Skip the pictures. Repeat everything else in the records word for word.

Input records:
============================================================

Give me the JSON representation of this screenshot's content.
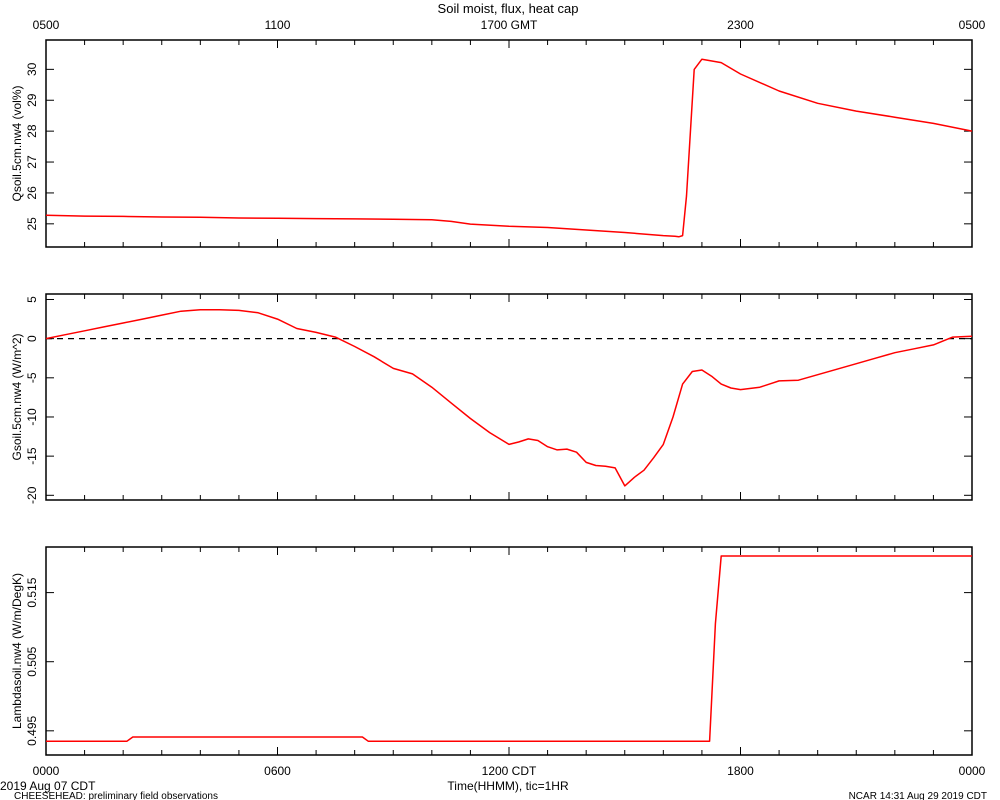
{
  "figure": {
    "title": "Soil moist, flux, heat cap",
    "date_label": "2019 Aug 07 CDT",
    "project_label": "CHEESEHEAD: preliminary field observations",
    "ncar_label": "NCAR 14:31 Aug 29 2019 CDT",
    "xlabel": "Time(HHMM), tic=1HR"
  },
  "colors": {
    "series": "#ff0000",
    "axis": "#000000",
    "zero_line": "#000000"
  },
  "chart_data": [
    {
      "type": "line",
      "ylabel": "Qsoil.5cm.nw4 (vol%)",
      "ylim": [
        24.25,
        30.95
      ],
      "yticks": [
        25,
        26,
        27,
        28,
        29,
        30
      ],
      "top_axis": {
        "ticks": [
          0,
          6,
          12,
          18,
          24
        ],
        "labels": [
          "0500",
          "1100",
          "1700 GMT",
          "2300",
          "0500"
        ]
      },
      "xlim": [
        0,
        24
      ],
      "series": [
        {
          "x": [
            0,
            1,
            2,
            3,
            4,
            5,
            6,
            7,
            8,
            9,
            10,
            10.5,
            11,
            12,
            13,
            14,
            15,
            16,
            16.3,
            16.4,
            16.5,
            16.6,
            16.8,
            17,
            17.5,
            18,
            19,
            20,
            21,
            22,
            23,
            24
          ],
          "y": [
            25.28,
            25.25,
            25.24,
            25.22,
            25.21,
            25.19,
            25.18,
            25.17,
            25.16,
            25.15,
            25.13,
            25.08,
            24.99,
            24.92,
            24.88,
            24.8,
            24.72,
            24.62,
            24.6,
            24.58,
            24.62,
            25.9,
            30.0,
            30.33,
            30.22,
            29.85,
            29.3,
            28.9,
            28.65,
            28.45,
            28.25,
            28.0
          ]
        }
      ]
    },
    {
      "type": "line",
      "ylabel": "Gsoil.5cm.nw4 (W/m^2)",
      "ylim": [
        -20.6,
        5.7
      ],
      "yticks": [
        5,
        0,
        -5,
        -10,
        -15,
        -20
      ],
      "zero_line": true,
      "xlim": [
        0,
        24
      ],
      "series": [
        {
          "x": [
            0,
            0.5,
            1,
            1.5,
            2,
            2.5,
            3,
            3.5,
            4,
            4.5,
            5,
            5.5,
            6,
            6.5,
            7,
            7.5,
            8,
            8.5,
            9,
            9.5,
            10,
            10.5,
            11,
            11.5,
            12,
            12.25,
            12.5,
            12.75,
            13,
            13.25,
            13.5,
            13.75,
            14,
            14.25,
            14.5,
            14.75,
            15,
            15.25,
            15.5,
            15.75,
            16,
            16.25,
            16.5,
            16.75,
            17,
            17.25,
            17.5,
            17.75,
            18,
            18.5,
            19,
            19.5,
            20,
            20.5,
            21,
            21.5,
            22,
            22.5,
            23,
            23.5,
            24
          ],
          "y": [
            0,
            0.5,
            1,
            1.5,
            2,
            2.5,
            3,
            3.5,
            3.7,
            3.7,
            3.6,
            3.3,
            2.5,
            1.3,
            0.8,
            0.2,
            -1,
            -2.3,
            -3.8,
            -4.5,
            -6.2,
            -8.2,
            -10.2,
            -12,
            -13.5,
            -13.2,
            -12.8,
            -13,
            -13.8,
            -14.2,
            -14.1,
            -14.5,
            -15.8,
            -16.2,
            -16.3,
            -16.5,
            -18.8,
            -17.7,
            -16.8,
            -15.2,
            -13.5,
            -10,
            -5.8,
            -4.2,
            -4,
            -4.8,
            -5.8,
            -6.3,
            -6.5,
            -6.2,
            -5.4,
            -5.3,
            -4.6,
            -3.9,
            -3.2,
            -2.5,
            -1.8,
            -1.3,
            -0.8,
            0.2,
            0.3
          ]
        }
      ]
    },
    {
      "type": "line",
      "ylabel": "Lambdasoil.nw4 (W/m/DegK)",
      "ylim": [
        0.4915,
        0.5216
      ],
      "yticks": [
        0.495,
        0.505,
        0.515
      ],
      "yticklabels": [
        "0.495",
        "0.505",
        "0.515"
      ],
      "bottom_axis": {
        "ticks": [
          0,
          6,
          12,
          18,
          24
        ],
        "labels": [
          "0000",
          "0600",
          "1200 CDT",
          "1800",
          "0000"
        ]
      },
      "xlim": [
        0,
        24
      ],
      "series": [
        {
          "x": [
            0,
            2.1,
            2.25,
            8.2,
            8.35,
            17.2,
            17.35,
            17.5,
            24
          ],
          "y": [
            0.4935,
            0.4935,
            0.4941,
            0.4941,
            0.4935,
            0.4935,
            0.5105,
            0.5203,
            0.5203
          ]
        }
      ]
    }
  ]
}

============================================================

Right answer:
Give me the JSON representation of this screenshot's content.
{
  "figure": {
    "title": "Soil moist, flux, heat cap",
    "date_label": "2019 Aug 07 CDT",
    "project_label": "CHEESEHEAD: preliminary field observations",
    "ncar_label": "NCAR 14:31 Aug 29 2019 CDT",
    "xlabel": "Time(HHMM), tic=1HR"
  },
  "colors": {
    "series": "#ff0000",
    "axis": "#000000",
    "zero_line": "#000000"
  },
  "chart_data": [
    {
      "type": "line",
      "ylabel": "Qsoil.5cm.nw4 (vol%)",
      "ylim": [
        24.25,
        30.95
      ],
      "yticks": [
        25,
        26,
        27,
        28,
        29,
        30
      ],
      "top_axis": {
        "ticks": [
          0,
          6,
          12,
          18,
          24
        ],
        "labels": [
          "0500",
          "1100",
          "1700 GMT",
          "2300",
          "0500"
        ]
      },
      "xlim": [
        0,
        24
      ],
      "series": [
        {
          "x": [
            0,
            1,
            2,
            3,
            4,
            5,
            6,
            7,
            8,
            9,
            10,
            10.5,
            11,
            12,
            13,
            14,
            15,
            16,
            16.3,
            16.4,
            16.5,
            16.6,
            16.8,
            17,
            17.5,
            18,
            19,
            20,
            21,
            22,
            23,
            24
          ],
          "y": [
            25.28,
            25.25,
            25.24,
            25.22,
            25.21,
            25.19,
            25.18,
            25.17,
            25.16,
            25.15,
            25.13,
            25.08,
            24.99,
            24.92,
            24.88,
            24.8,
            24.72,
            24.62,
            24.6,
            24.58,
            24.62,
            25.9,
            30.0,
            30.33,
            30.22,
            29.85,
            29.3,
            28.9,
            28.65,
            28.45,
            28.25,
            28.0
          ]
        }
      ]
    },
    {
      "type": "line",
      "ylabel": "Gsoil.5cm.nw4 (W/m^2)",
      "ylim": [
        -20.6,
        5.7
      ],
      "yticks": [
        5,
        0,
        -5,
        -10,
        -15,
        -20
      ],
      "zero_line": true,
      "xlim": [
        0,
        24
      ],
      "series": [
        {
          "x": [
            0,
            0.5,
            1,
            1.5,
            2,
            2.5,
            3,
            3.5,
            4,
            4.5,
            5,
            5.5,
            6,
            6.5,
            7,
            7.5,
            8,
            8.5,
            9,
            9.5,
            10,
            10.5,
            11,
            11.5,
            12,
            12.25,
            12.5,
            12.75,
            13,
            13.25,
            13.5,
            13.75,
            14,
            14.25,
            14.5,
            14.75,
            15,
            15.25,
            15.5,
            15.75,
            16,
            16.25,
            16.5,
            16.75,
            17,
            17.25,
            17.5,
            17.75,
            18,
            18.5,
            19,
            19.5,
            20,
            20.5,
            21,
            21.5,
            22,
            22.5,
            23,
            23.5,
            24
          ],
          "y": [
            0,
            0.5,
            1,
            1.5,
            2,
            2.5,
            3,
            3.5,
            3.7,
            3.7,
            3.6,
            3.3,
            2.5,
            1.3,
            0.8,
            0.2,
            -1,
            -2.3,
            -3.8,
            -4.5,
            -6.2,
            -8.2,
            -10.2,
            -12,
            -13.5,
            -13.2,
            -12.8,
            -13,
            -13.8,
            -14.2,
            -14.1,
            -14.5,
            -15.8,
            -16.2,
            -16.3,
            -16.5,
            -18.8,
            -17.7,
            -16.8,
            -15.2,
            -13.5,
            -10,
            -5.8,
            -4.2,
            -4,
            -4.8,
            -5.8,
            -6.3,
            -6.5,
            -6.2,
            -5.4,
            -5.3,
            -4.6,
            -3.9,
            -3.2,
            -2.5,
            -1.8,
            -1.3,
            -0.8,
            0.2,
            0.3
          ]
        }
      ]
    },
    {
      "type": "line",
      "ylabel": "Lambdasoil.nw4 (W/m/DegK)",
      "ylim": [
        0.4915,
        0.5216
      ],
      "yticks": [
        0.495,
        0.505,
        0.515
      ],
      "yticklabels": [
        "0.495",
        "0.505",
        "0.515"
      ],
      "bottom_axis": {
        "ticks": [
          0,
          6,
          12,
          18,
          24
        ],
        "labels": [
          "0000",
          "0600",
          "1200 CDT",
          "1800",
          "0000"
        ]
      },
      "xlim": [
        0,
        24
      ],
      "series": [
        {
          "x": [
            0,
            2.1,
            2.25,
            8.2,
            8.35,
            17.2,
            17.35,
            17.5,
            24
          ],
          "y": [
            0.4935,
            0.4935,
            0.4941,
            0.4941,
            0.4935,
            0.4935,
            0.5105,
            0.5203,
            0.5203
          ]
        }
      ]
    }
  ]
}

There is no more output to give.